§ **Directions for this task**: Copy out every line of the data exactly.

════

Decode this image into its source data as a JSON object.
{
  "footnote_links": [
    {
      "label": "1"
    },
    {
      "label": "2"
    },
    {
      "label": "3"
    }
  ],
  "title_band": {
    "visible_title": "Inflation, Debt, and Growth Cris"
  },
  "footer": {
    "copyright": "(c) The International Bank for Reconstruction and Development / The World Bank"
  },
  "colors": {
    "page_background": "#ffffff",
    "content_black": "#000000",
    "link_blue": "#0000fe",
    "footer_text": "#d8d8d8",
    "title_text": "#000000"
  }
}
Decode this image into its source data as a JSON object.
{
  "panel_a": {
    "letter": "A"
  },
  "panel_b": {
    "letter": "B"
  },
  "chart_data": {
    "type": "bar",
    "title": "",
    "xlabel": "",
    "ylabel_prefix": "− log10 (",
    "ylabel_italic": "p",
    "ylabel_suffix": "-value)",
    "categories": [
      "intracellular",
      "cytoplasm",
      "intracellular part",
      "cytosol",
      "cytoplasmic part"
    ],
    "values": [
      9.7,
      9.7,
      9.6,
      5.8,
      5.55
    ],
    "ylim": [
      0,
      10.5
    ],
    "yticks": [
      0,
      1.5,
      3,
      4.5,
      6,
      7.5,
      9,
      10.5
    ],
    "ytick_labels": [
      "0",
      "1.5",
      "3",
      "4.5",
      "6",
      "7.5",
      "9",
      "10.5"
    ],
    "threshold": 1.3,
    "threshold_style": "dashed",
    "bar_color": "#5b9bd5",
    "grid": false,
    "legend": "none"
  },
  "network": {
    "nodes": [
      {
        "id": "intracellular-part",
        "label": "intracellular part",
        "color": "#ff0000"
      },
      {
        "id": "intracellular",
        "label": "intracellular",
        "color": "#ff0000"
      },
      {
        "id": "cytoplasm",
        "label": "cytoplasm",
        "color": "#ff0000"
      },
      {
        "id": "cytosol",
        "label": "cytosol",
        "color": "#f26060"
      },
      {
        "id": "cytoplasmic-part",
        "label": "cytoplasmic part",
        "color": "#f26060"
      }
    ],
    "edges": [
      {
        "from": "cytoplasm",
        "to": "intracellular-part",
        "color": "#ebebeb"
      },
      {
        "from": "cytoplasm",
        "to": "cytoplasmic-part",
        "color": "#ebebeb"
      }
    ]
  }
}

════

§ **Output for this task**:
Decode this image into its source data as a JSON object.
{
  "footnote_links": [
    {
      "label": "1"
    },
    {
      "label": "2"
    },
    {
      "label": "3"
    }
  ],
  "title_band": {
    "visible_title": "Inflation, Debt, and Growth Cris"
  },
  "footer": {
    "copyright": "(c) The International Bank for Reconstruction and Development / The World Bank"
  },
  "colors": {
    "page_background": "#ffffff",
    "content_black": "#000000",
    "link_blue": "#0000fe",
    "footer_text": "#d8d8d8",
    "title_text": "#000000"
  }
}
Decode this image into its source data as a JSON object.
{
  "panel_a": {
    "letter": "A"
  },
  "panel_b": {
    "letter": "B"
  },
  "chart_data": {
    "type": "bar",
    "title": "",
    "xlabel": "",
    "ylabel_prefix": "− log10 (",
    "ylabel_italic": "p",
    "ylabel_suffix": "-value)",
    "categories": [
      "intracellular",
      "cytoplasm",
      "intracellular part",
      "cytosol",
      "cytoplasmic part"
    ],
    "values": [
      9.7,
      9.7,
      9.6,
      5.8,
      5.55
    ],
    "ylim": [
      0,
      10.5
    ],
    "yticks": [
      0,
      1.5,
      3,
      4.5,
      6,
      7.5,
      9,
      10.5
    ],
    "ytick_labels": [
      "0",
      "1.5",
      "3",
      "4.5",
      "6",
      "7.5",
      "9",
      "10.5"
    ],
    "threshold": 1.3,
    "threshold_style": "dashed",
    "bar_color": "#5b9bd5",
    "grid": false,
    "legend": "none"
  },
  "network": {
    "nodes": [
      {
        "id": "intracellular-part",
        "label": "intracellular part",
        "color": "#ff0000"
      },
      {
        "id": "intracellular",
        "label": "intracellular",
        "color": "#ff0000"
      },
      {
        "id": "cytoplasm",
        "label": "cytoplasm",
        "color": "#ff0000"
      },
      {
        "id": "cytosol",
        "label": "cytosol",
        "color": "#f26060"
      },
      {
        "id": "cytoplasmic-part",
        "label": "cytoplasmic part",
        "color": "#f26060"
      }
    ],
    "edges": [
      {
        "from": "cytoplasm",
        "to": "intracellular-part",
        "color": "#ebebeb"
      },
      {
        "from": "cytoplasm",
        "to": "cytoplasmic-part",
        "color": "#ebebeb"
      }
    ]
  }
}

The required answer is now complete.